──────── Material to process ────────

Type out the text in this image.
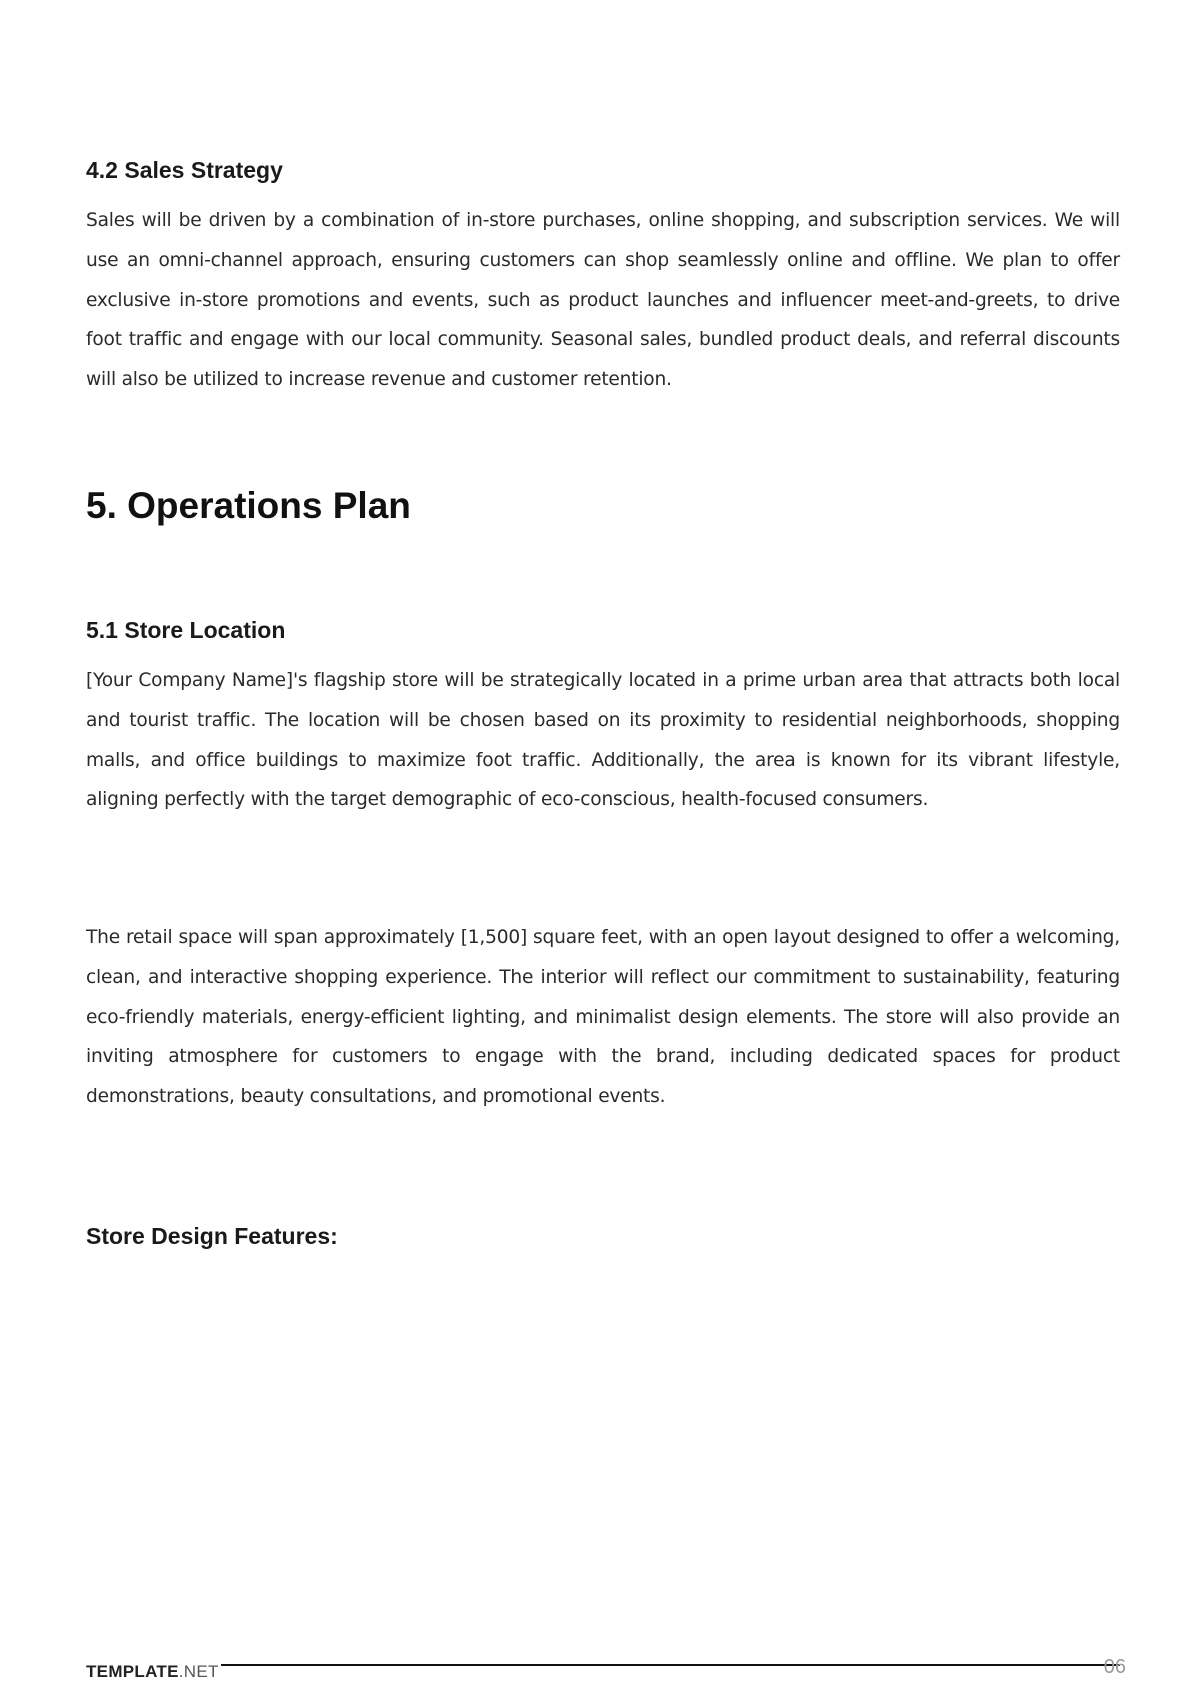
4.2 Sales Strategy

Sales will be driven by a combination of in-store purchases, online shopping, and subscription services. We will use an omni-channel approach, ensuring customers can shop seamlessly online and offline. We plan to offer exclusive in-store promotions and events, such as product launches and influencer meet-and-greets, to drive foot traffic and engage with our local community. Seasonal sales, bundled product deals, and referral discounts will also be utilized to increase revenue and customer retention.

5. Operations Plan
5.1 Store Location

[Your Company Name]'s flagship store will be strategically located in a prime urban area that attracts both local and tourist traffic. The location will be chosen based on its proximity to residential neighborhoods, shopping malls, and office buildings to maximize foot traffic. Additionally, the area is known for its vibrant lifestyle, aligning perfectly with the target demographic of eco-conscious, health-focused consumers.

The retail space will span approximately [1,500] square feet, with an open layout designed to offer a welcoming, clean, and interactive shopping experience. The interior will reflect our commitment to sustainability, featuring eco-friendly materials, energy-efficient lighting, and minimalist design elements. The store will also provide an inviting atmosphere for customers to engage with the brand, including dedicated spaces for product demonstrations, beauty consultations, and promotional events.

Store Design Features:
TEMPLATE.NET	06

────────

## Short task
Without including any pictures, reproduce the listing exactly.

## Full output
Type out the text in this image.
4.2 Sales Strategy

Sales will be driven by a combination of in-store purchases, online shopping, and subscription services. We will use an omni-channel approach, ensuring customers can shop seamlessly online and offline. We plan to offer exclusive in-store promotions and events, such as product launches and influencer meet-and-greets, to drive foot traffic and engage with our local community. Seasonal sales, bundled product deals, and referral discounts will also be utilized to increase revenue and customer retention.

5. Operations Plan
5.1 Store Location

[Your Company Name]'s flagship store will be strategically located in a prime urban area that attracts both local and tourist traffic. The location will be chosen based on its proximity to residential neighborhoods, shopping malls, and office buildings to maximize foot traffic. Additionally, the area is known for its vibrant lifestyle, aligning perfectly with the target demographic of eco-conscious, health-focused consumers.

The retail space will span approximately [1,500] square feet, with an open layout designed to offer a welcoming, clean, and interactive shopping experience. The interior will reflect our commitment to sustainability, featuring eco-friendly materials, energy-efficient lighting, and minimalist design elements. The store will also provide an inviting atmosphere for customers to engage with the brand, including dedicated spaces for product demonstrations, beauty consultations, and promotional events.

Store Design Features:
TEMPLATE.NET	06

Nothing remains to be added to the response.